This manifests itself in criticizing every relationship and finding problems with any serious partner you have.
15 “My narcissistic mother only calls me when she wants something”
Narcissistic parents may only reach out to their adult children when it serves them best.
Of course, when the roles are reversed, and you need their support, they are nowhere to be found or are only available if it meets their needs.
When they do reach out, it is often because they are in some kind of crisis or need a lot of attention.
16 “My mother has no friends”
If your narcissistic mother doesn’t have any friends, it is because narcissistic people tend to struggle with Their friendships.
Family members often feel obligated to stay in touch, but friends are more likely to come and go.
If your mother has long-term friends, the relationships are likely to be superficial and shallow.
She may also consciously choose empathetic people or other overly caring friends who can enable her narcissistic traits.
17 “My mother sees me as an extension of her!”
It’s normal for parents to sometimes disagree with the way their children live their lives or feel disappointed by some of the choices they make.

== == ==

→ **Required action 1**:
List every numbered heading in the text on narcissistic mothers, each with its number.
→ **Required action 2**:
Translate this sentence from the text on narcissistic mothers into Spanish: "Family members often feel obligated to stay in touch, but friends are more likely to come and go."
→ **Required action 3**:
Pick up the text on narcissistic mothers after its final sentence and continue it.
The material after this point is not needed.

== == ==

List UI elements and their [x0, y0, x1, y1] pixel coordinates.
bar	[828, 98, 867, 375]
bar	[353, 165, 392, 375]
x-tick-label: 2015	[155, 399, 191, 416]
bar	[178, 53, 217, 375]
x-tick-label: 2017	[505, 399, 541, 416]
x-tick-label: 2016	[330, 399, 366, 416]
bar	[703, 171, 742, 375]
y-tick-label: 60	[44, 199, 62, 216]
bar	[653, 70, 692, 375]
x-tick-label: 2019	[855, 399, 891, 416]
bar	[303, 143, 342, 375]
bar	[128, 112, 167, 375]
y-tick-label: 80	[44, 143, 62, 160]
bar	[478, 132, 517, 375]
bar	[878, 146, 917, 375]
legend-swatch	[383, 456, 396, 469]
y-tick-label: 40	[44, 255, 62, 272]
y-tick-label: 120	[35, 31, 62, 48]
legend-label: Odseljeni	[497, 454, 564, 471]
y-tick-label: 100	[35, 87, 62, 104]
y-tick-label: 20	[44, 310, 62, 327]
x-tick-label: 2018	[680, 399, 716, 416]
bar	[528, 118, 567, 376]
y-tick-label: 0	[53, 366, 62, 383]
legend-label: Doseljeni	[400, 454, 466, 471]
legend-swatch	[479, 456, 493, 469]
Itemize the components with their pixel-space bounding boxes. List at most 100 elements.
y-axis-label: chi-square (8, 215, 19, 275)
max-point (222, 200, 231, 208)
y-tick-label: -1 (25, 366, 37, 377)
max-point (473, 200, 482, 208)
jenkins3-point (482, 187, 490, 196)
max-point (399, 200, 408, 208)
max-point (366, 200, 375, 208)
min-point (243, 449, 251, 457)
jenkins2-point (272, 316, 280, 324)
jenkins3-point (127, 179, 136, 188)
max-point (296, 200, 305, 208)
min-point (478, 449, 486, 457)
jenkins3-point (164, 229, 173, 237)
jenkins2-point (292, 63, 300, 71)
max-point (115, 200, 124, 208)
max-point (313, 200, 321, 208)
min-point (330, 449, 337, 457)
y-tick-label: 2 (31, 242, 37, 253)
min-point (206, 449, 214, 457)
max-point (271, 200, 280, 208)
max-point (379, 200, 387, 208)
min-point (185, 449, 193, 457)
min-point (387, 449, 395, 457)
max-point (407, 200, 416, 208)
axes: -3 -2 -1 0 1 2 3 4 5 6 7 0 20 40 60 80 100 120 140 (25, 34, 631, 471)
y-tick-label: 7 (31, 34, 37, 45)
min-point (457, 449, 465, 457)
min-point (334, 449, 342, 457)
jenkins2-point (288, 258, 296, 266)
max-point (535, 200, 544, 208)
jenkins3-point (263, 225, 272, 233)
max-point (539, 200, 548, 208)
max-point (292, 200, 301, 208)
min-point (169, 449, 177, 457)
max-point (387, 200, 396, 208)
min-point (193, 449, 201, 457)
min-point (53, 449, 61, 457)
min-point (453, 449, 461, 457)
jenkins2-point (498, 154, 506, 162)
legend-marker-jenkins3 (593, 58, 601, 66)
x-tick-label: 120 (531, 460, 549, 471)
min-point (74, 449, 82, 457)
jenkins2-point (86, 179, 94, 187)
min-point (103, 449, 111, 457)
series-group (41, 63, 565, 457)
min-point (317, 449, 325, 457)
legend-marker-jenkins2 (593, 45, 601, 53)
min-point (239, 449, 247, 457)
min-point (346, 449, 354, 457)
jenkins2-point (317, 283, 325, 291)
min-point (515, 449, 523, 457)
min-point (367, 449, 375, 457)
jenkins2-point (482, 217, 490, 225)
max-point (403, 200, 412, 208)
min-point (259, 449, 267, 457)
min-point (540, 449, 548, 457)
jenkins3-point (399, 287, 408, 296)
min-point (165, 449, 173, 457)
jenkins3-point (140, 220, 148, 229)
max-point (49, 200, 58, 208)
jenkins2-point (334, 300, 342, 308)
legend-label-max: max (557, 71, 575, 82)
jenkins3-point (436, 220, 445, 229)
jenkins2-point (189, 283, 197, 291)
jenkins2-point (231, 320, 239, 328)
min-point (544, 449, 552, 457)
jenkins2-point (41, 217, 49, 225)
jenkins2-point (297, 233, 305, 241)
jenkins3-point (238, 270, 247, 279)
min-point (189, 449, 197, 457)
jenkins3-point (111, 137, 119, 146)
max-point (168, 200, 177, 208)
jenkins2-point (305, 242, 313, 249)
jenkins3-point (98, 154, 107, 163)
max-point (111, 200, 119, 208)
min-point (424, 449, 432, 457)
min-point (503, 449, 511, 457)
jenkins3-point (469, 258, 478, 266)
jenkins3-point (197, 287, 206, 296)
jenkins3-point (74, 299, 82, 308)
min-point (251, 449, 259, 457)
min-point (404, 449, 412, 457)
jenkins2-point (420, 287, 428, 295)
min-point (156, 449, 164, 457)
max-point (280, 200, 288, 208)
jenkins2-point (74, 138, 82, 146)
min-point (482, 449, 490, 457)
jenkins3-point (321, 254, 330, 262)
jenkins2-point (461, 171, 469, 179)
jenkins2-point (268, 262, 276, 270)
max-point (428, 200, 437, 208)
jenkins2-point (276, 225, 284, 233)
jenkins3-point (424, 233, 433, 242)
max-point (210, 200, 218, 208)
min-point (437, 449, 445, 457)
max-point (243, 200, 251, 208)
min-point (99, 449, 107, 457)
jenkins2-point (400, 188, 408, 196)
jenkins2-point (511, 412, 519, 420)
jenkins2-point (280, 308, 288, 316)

== == ==

→ **Task output 1**:
15 “My narcissistic mother only calls me when she wants something”
16 “My mother has no friends”
17 “My mother sees me as an extension of her!”

→ **Task output 2**:
Los miembros de la familia a menudo se sienten obligados a mantenerse en contacto, pero es más probable que los amigos vayan y vengan.

→ **Task output 3**:
But a narcissistic parent takes this to another level. Your mother may condemn anything you do that falls outside of her ideal.
Because she always believes her way is the right way, she can’t imagine why anyone else would do anything differently.
18 “My narcissistic mother turns everything into a lecture”
Many narcissists love the opportunity to talk about themselves or their life values.
Even when they’re not asked for it, they enjoy giving advice or telling others what to do.
So, if you turn to her for emotional support, there’s a good chance she’ll turn it into a long lecture that leaves no room for your opinion or needs.
19 “My narcissistic mother ignores boundaries”
Narcissists don’t understand the need for boundaries. Often, they see those boundaries as a personal attack.
As a result, children of narcissists struggle to set boundaries (because they’ve never been trained to set healthy boundaries).
Or when they do set boundaries, their mothers react with anger, denial, or complete disregard.
20 “My mother’s moods change so quickly”
Ask yourself, “Why is my mom so sweet one moment and mean the next?”
If your mom was a narcissist, you grew up never knowing what kind of mood your mom would be in.
One moment, she might seem happy and loving. But the next, she might be sad, moody, or frustrated.
Some of the triggers that triggered her were constant, but at other times, they seemed random and sudden.
As an adult, you still struggle to track her moods or know what she needs at any given moment.